Task statement → Within the records that follow, find every line containing the string "WORKED". Copy those lines.

--- Material for this task ---

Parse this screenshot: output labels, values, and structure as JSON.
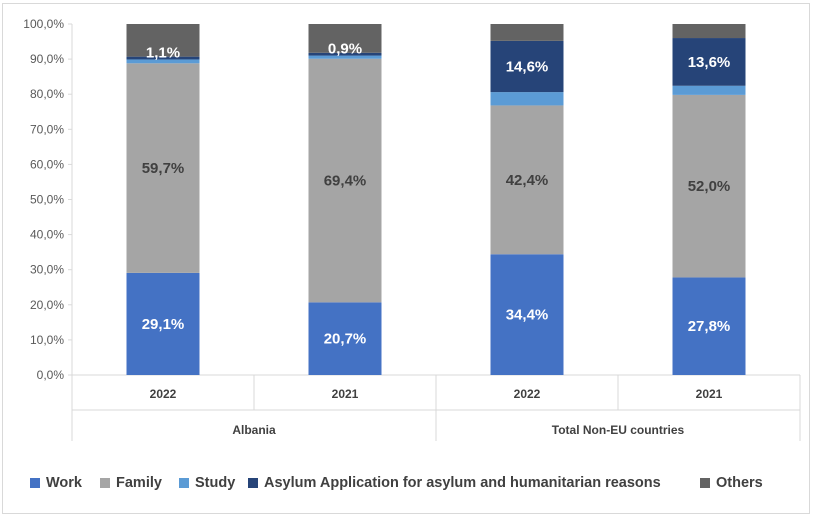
{
  "chart_data": {
    "type": "bar",
    "stacked": true,
    "percent": true,
    "categories": [
      {
        "year": "2022",
        "group": "Albania"
      },
      {
        "year": "2021",
        "group": "Albania"
      },
      {
        "year": "2022",
        "group": "Total Non-EU countries"
      },
      {
        "year": "2021",
        "group": "Total Non-EU countries"
      }
    ],
    "groups": [
      "Albania",
      "Total Non-EU countries"
    ],
    "y_ticks": [
      "0,0%",
      "10,0%",
      "20,0%",
      "30,0%",
      "40,0%",
      "50,0%",
      "60,0%",
      "70,0%",
      "80,0%",
      "90,0%",
      "100,0%"
    ],
    "ylim": [
      0,
      100
    ],
    "series": [
      {
        "name": "Work",
        "color": "#4472c4",
        "values": [
          29.1,
          20.7,
          34.4,
          27.8
        ],
        "labels": [
          "29,1%",
          "20,7%",
          "34,4%",
          "27,8%"
        ],
        "label_color": "#ffffff"
      },
      {
        "name": "Family",
        "color": "#a5a5a5",
        "values": [
          59.7,
          69.4,
          42.4,
          52.0
        ],
        "labels": [
          "59,7%",
          "69,4%",
          "42,4%",
          "52,0%"
        ],
        "label_color": "#404040"
      },
      {
        "name": "Study",
        "color": "#5b9bd5",
        "values": [
          1.1,
          0.9,
          3.8,
          2.6
        ],
        "labels": [
          "1,1%",
          "0,9%",
          "",
          ""
        ],
        "label_color": "#ffffff"
      },
      {
        "name": "Asylum Application for asylum and humanitarian reasons",
        "color": "#264478",
        "values": [
          0.8,
          0.8,
          14.6,
          13.6
        ],
        "labels": [
          "",
          "",
          "14,6%",
          "13,6%"
        ],
        "label_color": "#ffffff"
      },
      {
        "name": "Others",
        "color": "#636363",
        "values": [
          9.3,
          8.2,
          4.8,
          4.0
        ],
        "labels": [
          "",
          "",
          "",
          ""
        ],
        "label_color": "#ffffff"
      }
    ],
    "grid": false,
    "legend_position": "bottom"
  }
}
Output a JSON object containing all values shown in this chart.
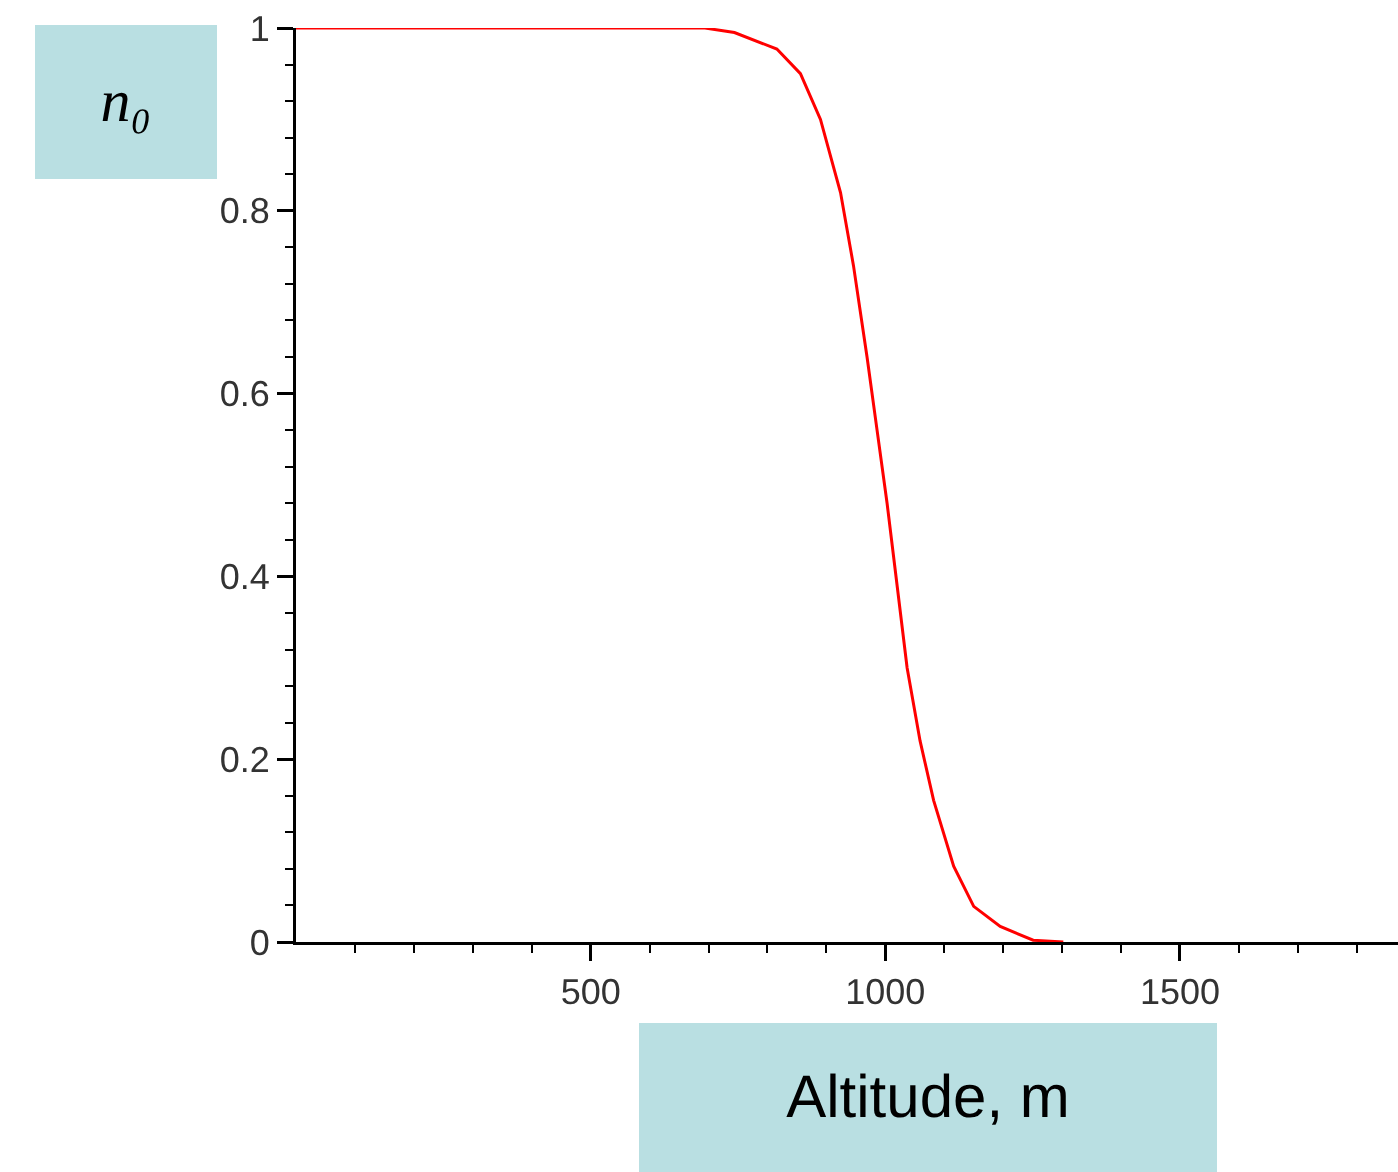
{
  "chart_data": {
    "type": "line",
    "xlabel": "Altitude, m",
    "ylabel": "n₀",
    "x": [
      0,
      694,
      744,
      816,
      856,
      890,
      924,
      946,
      969,
      986,
      1003,
      1020,
      1037,
      1059,
      1082,
      1116,
      1150,
      1195,
      1251,
      1302
    ],
    "series": [
      {
        "color": "#ff0000",
        "values": [
          1,
          1,
          0.995,
          0.977,
          0.95,
          0.9,
          0.82,
          0.74,
          0.64,
          0.56,
          0.48,
          0.39,
          0.3,
          0.22,
          0.155,
          0.083,
          0.039,
          0.017,
          0.002,
          0
        ]
      }
    ],
    "xlim": [
      0,
      1870
    ],
    "ylim": [
      0,
      1
    ],
    "xticks": [
      {
        "value": 100,
        "label": null
      },
      {
        "value": 200,
        "label": null
      },
      {
        "value": 300,
        "label": null
      },
      {
        "value": 400,
        "label": null
      },
      500,
      {
        "value": 600,
        "label": null
      },
      {
        "value": 700,
        "label": null
      },
      {
        "value": 800,
        "label": null
      },
      {
        "value": 900,
        "label": null
      },
      1000,
      {
        "value": 1100,
        "label": null
      },
      {
        "value": 1200,
        "label": null
      },
      {
        "value": 1300,
        "label": null
      },
      {
        "value": 1400,
        "label": null
      },
      1500,
      {
        "value": 1600,
        "label": null
      },
      {
        "value": 1700,
        "label": null
      },
      {
        "value": 1800,
        "label": null
      }
    ],
    "yticks": [
      0,
      {
        "value": 0.04,
        "label": null
      },
      {
        "value": 0.08,
        "label": null
      },
      {
        "value": 0.12,
        "label": null
      },
      {
        "value": 0.16,
        "label": null
      },
      0.2,
      {
        "value": 0.24,
        "label": null
      },
      {
        "value": 0.28,
        "label": null
      },
      {
        "value": 0.32,
        "label": null
      },
      {
        "value": 0.36,
        "label": null
      },
      0.4,
      {
        "value": 0.44,
        "label": null
      },
      {
        "value": 0.48,
        "label": null
      },
      {
        "value": 0.52,
        "label": null
      },
      {
        "value": 0.56,
        "label": null
      },
      0.6,
      {
        "value": 0.64,
        "label": null
      },
      {
        "value": 0.68,
        "label": null
      },
      {
        "value": 0.72,
        "label": null
      },
      {
        "value": 0.76,
        "label": null
      },
      0.8,
      {
        "value": 0.84,
        "label": null
      },
      {
        "value": 0.88,
        "label": null
      },
      {
        "value": 0.92,
        "label": null
      },
      {
        "value": 0.96,
        "label": null
      },
      1
    ]
  }
}
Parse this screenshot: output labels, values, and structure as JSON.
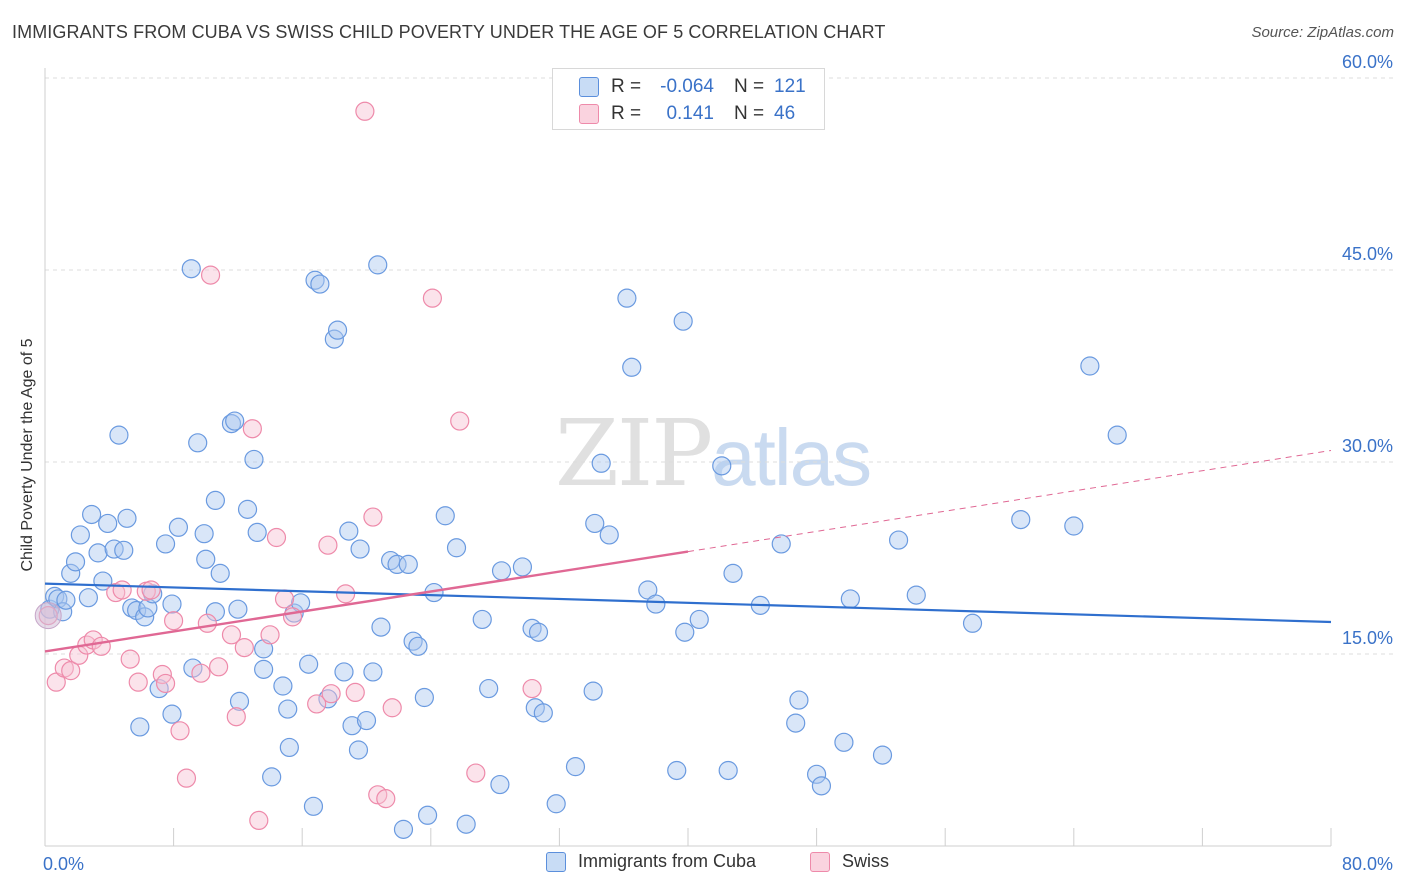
{
  "header": {
    "title": "IMMIGRANTS FROM CUBA VS SWISS CHILD POVERTY UNDER THE AGE OF 5 CORRELATION CHART",
    "source": "Source: ZipAtlas.com"
  },
  "watermark": {
    "zip": "ZIP",
    "atlas": "atlas"
  },
  "colors": {
    "blue": "#5b8fdc",
    "blue_fill": "#aac8f0",
    "blue_line": "#2f6fce",
    "pink": "#ee8aaa",
    "pink_fill": "#f7c2d3",
    "pink_line": "#e06894",
    "tick_text": "#3a72c8",
    "grid": "#dddddd"
  },
  "stats_legend": [
    {
      "swatch": "blue",
      "r_label": "R =",
      "r_value": "-0.064",
      "n_label": "N =",
      "n_value": "121"
    },
    {
      "swatch": "pink",
      "r_label": "R =",
      "r_value": "0.141",
      "n_label": "N =",
      "n_value": "46"
    }
  ],
  "bottom_legend": [
    {
      "label": "Immigrants from Cuba",
      "swatch": "blue"
    },
    {
      "label": "Swiss",
      "swatch": "pink"
    }
  ],
  "chart_data": {
    "type": "scatter",
    "title": "IMMIGRANTS FROM CUBA VS SWISS CHILD POVERTY UNDER THE AGE OF 5 CORRELATION CHART",
    "xlabel": "",
    "ylabel": "Child Poverty Under the Age of 5",
    "xlim": [
      0,
      80
    ],
    "ylim": [
      0,
      60
    ],
    "x_tick_labels": [
      "0.0%",
      "80.0%"
    ],
    "y_ticks": [
      15,
      30,
      45,
      60
    ],
    "y_tick_labels": [
      "15.0%",
      "30.0%",
      "45.0%",
      "60.0%"
    ],
    "grid": "horizontal dashed",
    "legend_position": "top-center",
    "series": [
      {
        "name": "Immigrants from Cuba",
        "color": "#5b8fdc",
        "trend": {
          "x": [
            0,
            80
          ],
          "y": [
            20.5,
            17.5
          ],
          "style": "solid"
        },
        "points": [
          [
            0.3,
            18.5
          ],
          [
            0.6,
            19.5
          ],
          [
            0.8,
            19.3
          ],
          [
            1.1,
            18.3
          ],
          [
            1.3,
            19.2
          ],
          [
            1.6,
            21.3
          ],
          [
            1.9,
            22.2
          ],
          [
            2.2,
            24.3
          ],
          [
            2.7,
            19.4
          ],
          [
            2.9,
            25.9
          ],
          [
            3.3,
            22.9
          ],
          [
            3.6,
            20.7
          ],
          [
            3.9,
            25.2
          ],
          [
            4.3,
            23.2
          ],
          [
            4.6,
            32.1
          ],
          [
            4.9,
            23.1
          ],
          [
            5.1,
            25.6
          ],
          [
            5.4,
            18.6
          ],
          [
            5.7,
            18.4
          ],
          [
            5.9,
            9.3
          ],
          [
            6.2,
            17.9
          ],
          [
            6.4,
            18.6
          ],
          [
            6.7,
            19.7
          ],
          [
            7.1,
            12.3
          ],
          [
            7.5,
            23.6
          ],
          [
            7.9,
            18.9
          ],
          [
            8.3,
            24.9
          ],
          [
            7.9,
            10.3
          ],
          [
            9.1,
            45.1
          ],
          [
            9.2,
            13.9
          ],
          [
            9.5,
            31.5
          ],
          [
            9.9,
            24.4
          ],
          [
            10.0,
            22.4
          ],
          [
            10.6,
            27.0
          ],
          [
            10.9,
            21.3
          ],
          [
            10.6,
            18.3
          ],
          [
            11.6,
            33.0
          ],
          [
            11.8,
            33.2
          ],
          [
            12.0,
            18.5
          ],
          [
            12.1,
            11.3
          ],
          [
            12.6,
            26.3
          ],
          [
            13.0,
            30.2
          ],
          [
            13.2,
            24.5
          ],
          [
            13.6,
            15.4
          ],
          [
            13.6,
            13.8
          ],
          [
            14.1,
            5.4
          ],
          [
            14.8,
            12.5
          ],
          [
            15.1,
            10.7
          ],
          [
            15.2,
            7.7
          ],
          [
            15.5,
            18.2
          ],
          [
            15.9,
            19.0
          ],
          [
            16.4,
            14.2
          ],
          [
            16.7,
            3.1
          ],
          [
            16.8,
            44.2
          ],
          [
            17.1,
            43.9
          ],
          [
            17.6,
            11.5
          ],
          [
            18.0,
            39.6
          ],
          [
            18.2,
            40.3
          ],
          [
            18.6,
            13.6
          ],
          [
            18.9,
            24.6
          ],
          [
            19.1,
            9.4
          ],
          [
            19.5,
            7.5
          ],
          [
            19.6,
            23.2
          ],
          [
            20.0,
            9.8
          ],
          [
            20.4,
            13.6
          ],
          [
            20.7,
            45.4
          ],
          [
            20.9,
            17.1
          ],
          [
            21.5,
            22.3
          ],
          [
            21.9,
            22.0
          ],
          [
            22.3,
            1.3
          ],
          [
            22.6,
            22.0
          ],
          [
            22.9,
            16.0
          ],
          [
            23.2,
            15.6
          ],
          [
            23.6,
            11.6
          ],
          [
            23.8,
            2.4
          ],
          [
            24.2,
            19.8
          ],
          [
            24.9,
            25.8
          ],
          [
            25.6,
            23.3
          ],
          [
            26.2,
            1.7
          ],
          [
            27.2,
            17.7
          ],
          [
            27.6,
            12.3
          ],
          [
            28.3,
            4.8
          ],
          [
            28.4,
            21.5
          ],
          [
            29.7,
            21.8
          ],
          [
            30.3,
            17.0
          ],
          [
            30.5,
            10.8
          ],
          [
            30.7,
            16.7
          ],
          [
            31.0,
            10.4
          ],
          [
            31.8,
            3.3
          ],
          [
            33.0,
            6.2
          ],
          [
            34.1,
            12.1
          ],
          [
            34.2,
            25.2
          ],
          [
            34.6,
            29.9
          ],
          [
            35.1,
            24.3
          ],
          [
            36.2,
            42.8
          ],
          [
            36.5,
            37.4
          ],
          [
            37.5,
            20.0
          ],
          [
            38.0,
            18.9
          ],
          [
            39.3,
            5.9
          ],
          [
            39.7,
            41.0
          ],
          [
            39.8,
            16.7
          ],
          [
            40.7,
            17.7
          ],
          [
            42.1,
            29.7
          ],
          [
            42.5,
            5.9
          ],
          [
            42.8,
            21.3
          ],
          [
            44.5,
            18.8
          ],
          [
            45.8,
            23.6
          ],
          [
            46.7,
            9.6
          ],
          [
            46.9,
            11.4
          ],
          [
            48.0,
            5.6
          ],
          [
            48.3,
            4.7
          ],
          [
            49.7,
            8.1
          ],
          [
            50.1,
            19.3
          ],
          [
            52.1,
            7.1
          ],
          [
            53.1,
            23.9
          ],
          [
            54.2,
            19.6
          ],
          [
            57.7,
            17.4
          ],
          [
            60.7,
            25.5
          ],
          [
            64.0,
            25.0
          ],
          [
            65.0,
            37.5
          ],
          [
            66.7,
            32.1
          ]
        ]
      },
      {
        "name": "Swiss",
        "color": "#ee8aaa",
        "trend": {
          "x": [
            0,
            40,
            80
          ],
          "y": [
            15.2,
            23.0,
            30.9
          ],
          "solid_until": 40
        },
        "points": [
          [
            0.2,
            18.0
          ],
          [
            0.7,
            12.8
          ],
          [
            1.2,
            13.9
          ],
          [
            1.6,
            13.7
          ],
          [
            2.1,
            14.9
          ],
          [
            2.6,
            15.7
          ],
          [
            3.0,
            16.1
          ],
          [
            3.5,
            15.6
          ],
          [
            4.4,
            19.8
          ],
          [
            4.8,
            20.0
          ],
          [
            5.3,
            14.6
          ],
          [
            5.8,
            12.8
          ],
          [
            6.3,
            19.9
          ],
          [
            6.6,
            20.0
          ],
          [
            7.3,
            13.4
          ],
          [
            7.5,
            12.7
          ],
          [
            8.0,
            17.6
          ],
          [
            8.4,
            9.0
          ],
          [
            8.8,
            5.3
          ],
          [
            9.7,
            13.5
          ],
          [
            10.1,
            17.4
          ],
          [
            10.3,
            44.6
          ],
          [
            10.8,
            14.0
          ],
          [
            11.6,
            16.5
          ],
          [
            11.9,
            10.1
          ],
          [
            12.4,
            15.5
          ],
          [
            12.9,
            32.6
          ],
          [
            13.3,
            2.0
          ],
          [
            14.0,
            16.5
          ],
          [
            14.4,
            24.1
          ],
          [
            14.9,
            19.3
          ],
          [
            15.4,
            17.9
          ],
          [
            16.9,
            11.1
          ],
          [
            17.6,
            23.5
          ],
          [
            17.8,
            11.9
          ],
          [
            18.7,
            19.7
          ],
          [
            19.3,
            12.0
          ],
          [
            19.9,
            57.4
          ],
          [
            20.4,
            25.7
          ],
          [
            20.7,
            4.0
          ],
          [
            21.2,
            3.7
          ],
          [
            21.6,
            10.8
          ],
          [
            24.1,
            42.8
          ],
          [
            25.8,
            33.2
          ],
          [
            26.8,
            5.7
          ],
          [
            30.3,
            12.3
          ]
        ]
      }
    ]
  }
}
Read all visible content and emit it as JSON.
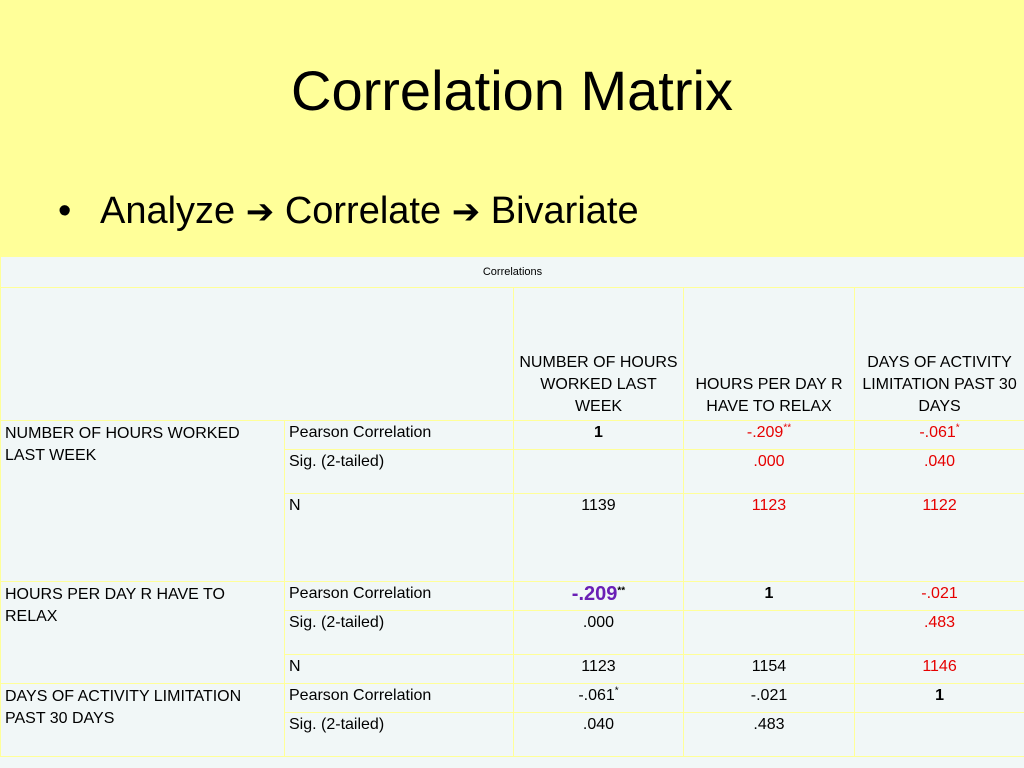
{
  "slide": {
    "title": "Correlation Matrix",
    "bullet": {
      "steps": [
        "Analyze",
        "Correlate",
        "Bivariate"
      ]
    }
  },
  "table": {
    "caption": "Correlations",
    "column_headers": [
      "NUMBER OF HOURS WORKED LAST WEEK",
      "HOURS PER DAY R HAVE TO RELAX",
      "DAYS OF ACTIVITY LIMITATION PAST 30 DAYS"
    ],
    "stat_labels": [
      "Pearson Correlation",
      "Sig. (2-tailed)",
      "N"
    ],
    "rows": [
      {
        "label": "NUMBER OF HOURS WORKED LAST WEEK",
        "pearson": [
          {
            "value": "1",
            "sup": ""
          },
          {
            "value": "-.209",
            "sup": "**"
          },
          {
            "value": "-.061",
            "sup": "*"
          }
        ],
        "sig": [
          "",
          ".000",
          ".040"
        ],
        "n": [
          "1139",
          "1123",
          "1122"
        ]
      },
      {
        "label": "HOURS PER DAY R HAVE TO RELAX",
        "pearson": [
          {
            "value": "-.209",
            "sup": "**"
          },
          {
            "value": "1",
            "sup": ""
          },
          {
            "value": "-.021",
            "sup": ""
          }
        ],
        "sig": [
          ".000",
          "",
          ".483"
        ],
        "n": [
          "1123",
          "1154",
          "1146"
        ]
      },
      {
        "label": "DAYS OF ACTIVITY LIMITATION PAST 30 DAYS",
        "pearson": [
          {
            "value": "-.061",
            "sup": "*"
          },
          {
            "value": "-.021",
            "sup": ""
          },
          {
            "value": "1",
            "sup": ""
          }
        ],
        "sig": [
          ".040",
          ".483",
          ""
        ]
      }
    ]
  },
  "colors": {
    "slide_background": "#ffff99",
    "table_background": "#f1f7f7",
    "highlight_red": "#e60000",
    "highlight_purple": "#6a1fb5"
  },
  "icons": {
    "bullet": "bullet-dot-icon",
    "arrow": "right-arrow-icon"
  }
}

---

Reply →
      "NUMBER OF HOURS WORKED LAST WEEK",
        "label": "NUMBER OF HOURS WORKED LAST WEEK",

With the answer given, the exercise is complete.